**SET PROBLEM**
Report the count of lines below in which the string "learning" occurs; include nothing else.

Recorded data

--------

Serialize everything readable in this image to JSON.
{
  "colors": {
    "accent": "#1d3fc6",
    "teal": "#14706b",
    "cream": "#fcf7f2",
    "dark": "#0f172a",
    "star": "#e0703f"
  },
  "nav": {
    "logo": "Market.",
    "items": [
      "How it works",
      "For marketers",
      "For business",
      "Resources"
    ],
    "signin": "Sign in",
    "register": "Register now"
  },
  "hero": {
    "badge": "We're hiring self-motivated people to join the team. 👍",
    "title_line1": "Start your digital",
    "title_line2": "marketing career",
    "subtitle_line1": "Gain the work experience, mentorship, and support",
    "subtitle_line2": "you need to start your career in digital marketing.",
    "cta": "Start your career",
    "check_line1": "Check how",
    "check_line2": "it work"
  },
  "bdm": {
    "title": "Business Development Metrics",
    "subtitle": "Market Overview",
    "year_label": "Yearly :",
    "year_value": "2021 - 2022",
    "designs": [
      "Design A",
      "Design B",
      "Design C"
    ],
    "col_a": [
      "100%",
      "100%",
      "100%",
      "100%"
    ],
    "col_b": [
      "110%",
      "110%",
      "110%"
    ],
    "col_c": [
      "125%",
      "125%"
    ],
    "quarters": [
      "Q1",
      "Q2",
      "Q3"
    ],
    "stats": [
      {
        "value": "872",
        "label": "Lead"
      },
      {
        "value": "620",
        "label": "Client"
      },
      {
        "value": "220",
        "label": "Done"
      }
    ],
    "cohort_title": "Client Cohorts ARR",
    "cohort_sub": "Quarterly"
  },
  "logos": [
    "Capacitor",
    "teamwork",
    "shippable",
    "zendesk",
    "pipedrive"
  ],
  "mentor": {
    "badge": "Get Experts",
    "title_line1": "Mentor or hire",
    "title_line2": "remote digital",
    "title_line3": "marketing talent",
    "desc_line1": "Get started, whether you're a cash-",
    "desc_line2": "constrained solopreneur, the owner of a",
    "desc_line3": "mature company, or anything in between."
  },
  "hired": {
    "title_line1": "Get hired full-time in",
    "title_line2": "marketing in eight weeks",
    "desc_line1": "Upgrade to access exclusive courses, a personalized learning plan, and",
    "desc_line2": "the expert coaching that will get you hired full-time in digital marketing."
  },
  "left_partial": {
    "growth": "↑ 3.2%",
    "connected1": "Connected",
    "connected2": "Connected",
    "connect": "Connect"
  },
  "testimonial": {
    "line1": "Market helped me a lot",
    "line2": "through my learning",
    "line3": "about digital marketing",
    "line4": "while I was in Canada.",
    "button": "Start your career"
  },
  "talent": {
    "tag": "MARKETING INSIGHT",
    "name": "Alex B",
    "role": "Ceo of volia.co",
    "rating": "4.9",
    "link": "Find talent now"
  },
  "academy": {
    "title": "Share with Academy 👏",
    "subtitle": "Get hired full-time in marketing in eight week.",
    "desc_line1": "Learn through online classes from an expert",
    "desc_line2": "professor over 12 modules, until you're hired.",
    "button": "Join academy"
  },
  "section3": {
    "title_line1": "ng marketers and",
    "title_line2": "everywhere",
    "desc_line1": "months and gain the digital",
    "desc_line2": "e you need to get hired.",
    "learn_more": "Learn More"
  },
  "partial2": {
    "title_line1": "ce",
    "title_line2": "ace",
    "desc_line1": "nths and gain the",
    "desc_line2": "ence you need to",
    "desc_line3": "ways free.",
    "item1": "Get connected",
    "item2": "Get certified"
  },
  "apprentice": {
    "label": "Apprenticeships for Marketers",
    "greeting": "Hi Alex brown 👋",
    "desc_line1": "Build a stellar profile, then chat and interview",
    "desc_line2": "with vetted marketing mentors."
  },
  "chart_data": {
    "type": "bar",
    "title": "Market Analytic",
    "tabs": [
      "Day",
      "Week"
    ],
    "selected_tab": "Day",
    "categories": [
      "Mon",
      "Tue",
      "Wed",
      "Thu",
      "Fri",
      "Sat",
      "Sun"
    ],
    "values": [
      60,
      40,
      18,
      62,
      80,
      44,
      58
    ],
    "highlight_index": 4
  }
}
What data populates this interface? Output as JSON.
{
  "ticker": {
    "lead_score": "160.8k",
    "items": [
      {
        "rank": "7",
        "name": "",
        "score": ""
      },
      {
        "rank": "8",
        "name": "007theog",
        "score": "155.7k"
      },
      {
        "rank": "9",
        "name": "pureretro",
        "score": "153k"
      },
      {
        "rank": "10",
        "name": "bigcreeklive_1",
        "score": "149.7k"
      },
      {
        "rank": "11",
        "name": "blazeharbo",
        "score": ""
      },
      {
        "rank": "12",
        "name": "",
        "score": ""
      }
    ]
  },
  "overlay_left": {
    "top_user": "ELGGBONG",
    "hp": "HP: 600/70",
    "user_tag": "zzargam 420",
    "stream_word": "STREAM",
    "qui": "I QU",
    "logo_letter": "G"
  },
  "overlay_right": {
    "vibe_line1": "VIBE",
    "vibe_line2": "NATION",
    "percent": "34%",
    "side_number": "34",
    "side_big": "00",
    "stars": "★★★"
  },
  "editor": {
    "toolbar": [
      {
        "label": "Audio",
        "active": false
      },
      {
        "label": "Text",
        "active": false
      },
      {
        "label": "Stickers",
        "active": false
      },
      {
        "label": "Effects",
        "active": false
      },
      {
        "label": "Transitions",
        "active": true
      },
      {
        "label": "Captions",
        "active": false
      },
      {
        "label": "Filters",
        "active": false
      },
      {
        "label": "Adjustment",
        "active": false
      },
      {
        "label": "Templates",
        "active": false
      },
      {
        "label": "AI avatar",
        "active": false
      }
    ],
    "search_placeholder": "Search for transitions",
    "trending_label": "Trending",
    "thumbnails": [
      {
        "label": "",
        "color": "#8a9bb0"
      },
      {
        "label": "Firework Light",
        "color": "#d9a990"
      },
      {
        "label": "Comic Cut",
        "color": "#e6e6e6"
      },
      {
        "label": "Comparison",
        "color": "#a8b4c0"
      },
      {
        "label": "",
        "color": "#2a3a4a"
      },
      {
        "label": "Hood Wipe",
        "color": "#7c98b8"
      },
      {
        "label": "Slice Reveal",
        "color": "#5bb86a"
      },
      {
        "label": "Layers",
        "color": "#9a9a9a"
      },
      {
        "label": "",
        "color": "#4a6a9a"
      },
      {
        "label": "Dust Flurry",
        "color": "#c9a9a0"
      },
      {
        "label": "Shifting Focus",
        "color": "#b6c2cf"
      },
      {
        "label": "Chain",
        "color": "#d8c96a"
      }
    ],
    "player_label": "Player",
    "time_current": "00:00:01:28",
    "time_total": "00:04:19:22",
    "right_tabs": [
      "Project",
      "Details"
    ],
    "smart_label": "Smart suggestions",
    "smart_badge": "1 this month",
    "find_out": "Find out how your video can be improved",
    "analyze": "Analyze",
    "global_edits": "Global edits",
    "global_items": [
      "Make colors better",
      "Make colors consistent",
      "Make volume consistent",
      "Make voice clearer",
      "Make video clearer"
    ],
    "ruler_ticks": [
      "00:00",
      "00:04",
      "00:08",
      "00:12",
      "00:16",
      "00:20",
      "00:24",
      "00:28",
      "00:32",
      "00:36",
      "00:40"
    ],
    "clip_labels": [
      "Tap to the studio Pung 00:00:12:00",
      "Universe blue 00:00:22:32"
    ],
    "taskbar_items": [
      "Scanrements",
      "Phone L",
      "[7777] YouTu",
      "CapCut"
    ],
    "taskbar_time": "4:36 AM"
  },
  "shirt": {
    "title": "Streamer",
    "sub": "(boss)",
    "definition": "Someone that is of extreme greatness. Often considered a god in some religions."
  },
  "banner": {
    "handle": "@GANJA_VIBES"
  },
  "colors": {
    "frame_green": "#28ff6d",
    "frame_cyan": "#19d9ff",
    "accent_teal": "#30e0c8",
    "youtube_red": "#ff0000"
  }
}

--------

**WORKED SOLUTION**
2